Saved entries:

══════════

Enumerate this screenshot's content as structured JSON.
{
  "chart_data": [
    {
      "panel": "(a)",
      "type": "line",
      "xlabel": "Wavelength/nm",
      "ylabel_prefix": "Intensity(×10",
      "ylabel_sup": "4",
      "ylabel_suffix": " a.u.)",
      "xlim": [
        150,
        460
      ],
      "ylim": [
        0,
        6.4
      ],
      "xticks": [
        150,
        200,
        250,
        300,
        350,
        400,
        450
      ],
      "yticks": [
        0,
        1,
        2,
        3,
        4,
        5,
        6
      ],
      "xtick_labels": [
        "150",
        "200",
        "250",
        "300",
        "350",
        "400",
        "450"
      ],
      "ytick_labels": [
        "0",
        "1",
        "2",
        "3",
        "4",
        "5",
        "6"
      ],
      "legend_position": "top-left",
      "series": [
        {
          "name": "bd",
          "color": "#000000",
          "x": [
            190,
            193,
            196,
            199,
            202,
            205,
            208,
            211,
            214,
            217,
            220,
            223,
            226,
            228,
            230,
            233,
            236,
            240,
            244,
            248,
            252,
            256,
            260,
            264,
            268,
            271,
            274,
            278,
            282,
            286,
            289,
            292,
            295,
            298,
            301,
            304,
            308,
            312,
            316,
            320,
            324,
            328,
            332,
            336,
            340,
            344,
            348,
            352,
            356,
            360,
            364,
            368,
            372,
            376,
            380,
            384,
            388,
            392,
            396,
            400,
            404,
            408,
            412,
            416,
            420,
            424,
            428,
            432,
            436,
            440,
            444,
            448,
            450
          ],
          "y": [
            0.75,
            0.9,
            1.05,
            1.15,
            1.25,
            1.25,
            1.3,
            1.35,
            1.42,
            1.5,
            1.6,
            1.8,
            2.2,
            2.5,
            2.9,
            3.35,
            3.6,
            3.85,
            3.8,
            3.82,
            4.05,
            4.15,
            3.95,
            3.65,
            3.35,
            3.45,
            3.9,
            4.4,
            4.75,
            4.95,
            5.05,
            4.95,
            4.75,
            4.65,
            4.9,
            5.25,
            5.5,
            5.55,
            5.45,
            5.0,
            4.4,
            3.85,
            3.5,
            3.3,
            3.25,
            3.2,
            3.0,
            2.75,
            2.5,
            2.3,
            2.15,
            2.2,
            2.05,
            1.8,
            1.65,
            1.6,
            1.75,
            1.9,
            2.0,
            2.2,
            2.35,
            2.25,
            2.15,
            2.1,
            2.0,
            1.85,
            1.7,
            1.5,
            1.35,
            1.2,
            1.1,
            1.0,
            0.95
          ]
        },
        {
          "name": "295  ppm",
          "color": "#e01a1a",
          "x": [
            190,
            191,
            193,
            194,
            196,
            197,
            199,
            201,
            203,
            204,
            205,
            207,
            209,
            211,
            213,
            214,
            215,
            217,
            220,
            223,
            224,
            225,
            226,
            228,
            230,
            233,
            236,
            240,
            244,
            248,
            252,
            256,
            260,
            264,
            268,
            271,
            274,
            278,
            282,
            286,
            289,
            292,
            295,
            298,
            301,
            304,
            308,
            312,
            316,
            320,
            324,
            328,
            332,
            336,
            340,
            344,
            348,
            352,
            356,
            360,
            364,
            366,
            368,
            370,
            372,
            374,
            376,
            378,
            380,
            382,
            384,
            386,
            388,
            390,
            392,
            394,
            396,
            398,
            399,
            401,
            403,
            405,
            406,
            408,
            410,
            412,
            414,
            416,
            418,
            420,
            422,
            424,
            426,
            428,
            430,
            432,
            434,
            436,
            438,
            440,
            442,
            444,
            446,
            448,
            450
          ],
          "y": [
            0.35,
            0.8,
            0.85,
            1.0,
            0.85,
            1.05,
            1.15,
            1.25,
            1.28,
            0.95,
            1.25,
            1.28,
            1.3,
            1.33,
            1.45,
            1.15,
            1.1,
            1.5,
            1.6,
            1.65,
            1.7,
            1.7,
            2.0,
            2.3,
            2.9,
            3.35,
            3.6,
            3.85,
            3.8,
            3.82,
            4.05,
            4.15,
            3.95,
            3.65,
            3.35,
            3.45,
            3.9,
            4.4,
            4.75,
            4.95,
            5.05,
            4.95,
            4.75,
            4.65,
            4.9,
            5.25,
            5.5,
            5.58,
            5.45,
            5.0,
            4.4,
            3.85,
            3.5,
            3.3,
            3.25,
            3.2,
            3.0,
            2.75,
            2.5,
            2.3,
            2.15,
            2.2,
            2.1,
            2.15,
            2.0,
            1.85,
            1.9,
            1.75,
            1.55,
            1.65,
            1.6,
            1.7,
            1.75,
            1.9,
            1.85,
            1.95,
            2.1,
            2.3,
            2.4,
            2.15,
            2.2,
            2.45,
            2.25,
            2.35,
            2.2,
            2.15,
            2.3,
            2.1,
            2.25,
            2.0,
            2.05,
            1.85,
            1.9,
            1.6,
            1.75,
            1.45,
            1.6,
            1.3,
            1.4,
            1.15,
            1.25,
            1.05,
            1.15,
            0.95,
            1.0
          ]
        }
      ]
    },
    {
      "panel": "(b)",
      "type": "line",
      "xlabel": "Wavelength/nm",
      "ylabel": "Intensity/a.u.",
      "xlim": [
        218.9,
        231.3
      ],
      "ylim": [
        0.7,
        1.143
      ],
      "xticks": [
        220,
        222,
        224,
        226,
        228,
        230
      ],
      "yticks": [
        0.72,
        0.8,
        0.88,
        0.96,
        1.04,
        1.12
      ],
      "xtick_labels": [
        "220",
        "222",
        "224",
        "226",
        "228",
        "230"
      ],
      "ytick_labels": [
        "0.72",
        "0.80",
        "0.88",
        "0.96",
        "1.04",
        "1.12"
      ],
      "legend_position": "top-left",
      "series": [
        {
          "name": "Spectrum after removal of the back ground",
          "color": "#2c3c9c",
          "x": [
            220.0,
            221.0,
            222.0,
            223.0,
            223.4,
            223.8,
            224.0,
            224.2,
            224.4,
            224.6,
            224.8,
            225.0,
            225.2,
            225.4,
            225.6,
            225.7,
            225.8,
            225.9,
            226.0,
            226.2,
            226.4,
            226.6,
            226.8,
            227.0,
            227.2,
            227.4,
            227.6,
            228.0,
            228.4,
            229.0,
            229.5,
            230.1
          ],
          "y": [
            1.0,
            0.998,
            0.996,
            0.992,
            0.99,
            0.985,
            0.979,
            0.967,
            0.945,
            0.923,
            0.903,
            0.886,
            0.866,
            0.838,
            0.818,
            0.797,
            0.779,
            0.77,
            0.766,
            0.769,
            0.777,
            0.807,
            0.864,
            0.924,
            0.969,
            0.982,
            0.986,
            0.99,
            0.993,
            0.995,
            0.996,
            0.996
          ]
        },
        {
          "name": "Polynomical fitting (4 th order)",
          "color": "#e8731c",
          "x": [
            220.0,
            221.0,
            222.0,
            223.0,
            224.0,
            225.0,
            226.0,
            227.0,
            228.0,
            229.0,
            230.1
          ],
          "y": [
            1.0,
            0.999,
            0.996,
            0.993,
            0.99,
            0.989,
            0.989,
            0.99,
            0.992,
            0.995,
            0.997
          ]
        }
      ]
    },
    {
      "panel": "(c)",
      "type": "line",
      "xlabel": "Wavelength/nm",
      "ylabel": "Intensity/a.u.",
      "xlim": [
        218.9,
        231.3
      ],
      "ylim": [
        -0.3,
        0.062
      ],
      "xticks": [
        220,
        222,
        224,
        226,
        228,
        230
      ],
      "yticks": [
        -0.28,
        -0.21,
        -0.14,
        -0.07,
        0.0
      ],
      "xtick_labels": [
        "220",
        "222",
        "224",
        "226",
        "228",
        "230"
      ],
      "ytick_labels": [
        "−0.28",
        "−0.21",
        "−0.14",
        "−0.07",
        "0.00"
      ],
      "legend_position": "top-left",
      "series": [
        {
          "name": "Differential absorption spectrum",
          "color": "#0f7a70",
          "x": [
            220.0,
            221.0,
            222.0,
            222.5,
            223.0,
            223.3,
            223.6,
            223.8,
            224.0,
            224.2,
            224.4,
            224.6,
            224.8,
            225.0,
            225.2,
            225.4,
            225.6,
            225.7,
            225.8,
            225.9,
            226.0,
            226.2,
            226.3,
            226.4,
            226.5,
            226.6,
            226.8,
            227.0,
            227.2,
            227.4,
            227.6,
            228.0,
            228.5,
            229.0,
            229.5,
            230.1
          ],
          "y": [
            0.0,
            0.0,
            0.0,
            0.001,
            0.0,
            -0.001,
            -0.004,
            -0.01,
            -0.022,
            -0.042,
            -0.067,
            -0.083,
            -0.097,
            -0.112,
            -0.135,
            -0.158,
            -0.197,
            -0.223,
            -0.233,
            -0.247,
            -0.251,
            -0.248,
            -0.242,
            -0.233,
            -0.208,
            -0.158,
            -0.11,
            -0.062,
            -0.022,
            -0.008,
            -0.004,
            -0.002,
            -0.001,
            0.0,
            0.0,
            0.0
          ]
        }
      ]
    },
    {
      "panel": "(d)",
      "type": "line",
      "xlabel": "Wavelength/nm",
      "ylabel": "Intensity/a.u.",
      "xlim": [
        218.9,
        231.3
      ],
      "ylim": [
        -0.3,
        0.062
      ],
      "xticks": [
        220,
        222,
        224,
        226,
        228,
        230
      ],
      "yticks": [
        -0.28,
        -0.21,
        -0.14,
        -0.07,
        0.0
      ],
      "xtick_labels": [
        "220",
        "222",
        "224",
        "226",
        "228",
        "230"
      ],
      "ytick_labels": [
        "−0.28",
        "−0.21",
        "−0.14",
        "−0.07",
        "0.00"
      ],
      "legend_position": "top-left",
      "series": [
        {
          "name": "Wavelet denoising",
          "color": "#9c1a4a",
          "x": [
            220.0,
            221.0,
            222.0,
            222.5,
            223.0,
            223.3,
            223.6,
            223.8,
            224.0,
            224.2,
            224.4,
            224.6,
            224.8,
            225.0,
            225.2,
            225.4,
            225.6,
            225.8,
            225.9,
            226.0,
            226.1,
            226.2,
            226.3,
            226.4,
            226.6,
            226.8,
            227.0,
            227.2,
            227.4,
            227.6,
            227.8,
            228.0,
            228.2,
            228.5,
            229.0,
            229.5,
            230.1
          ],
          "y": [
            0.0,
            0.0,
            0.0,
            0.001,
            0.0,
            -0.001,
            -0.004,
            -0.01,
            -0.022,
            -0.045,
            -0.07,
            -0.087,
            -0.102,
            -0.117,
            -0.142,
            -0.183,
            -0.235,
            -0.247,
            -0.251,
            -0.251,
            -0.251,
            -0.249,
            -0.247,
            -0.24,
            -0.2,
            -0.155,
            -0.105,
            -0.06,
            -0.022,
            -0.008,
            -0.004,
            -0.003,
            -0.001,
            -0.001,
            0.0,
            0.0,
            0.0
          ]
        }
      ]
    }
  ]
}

══════════

→ **EXERCISE OBJECTIVE**:
Work through the records line by line and tally those holding "color". Reply with the number alone.

→ **RIGHT ANSWER**:
6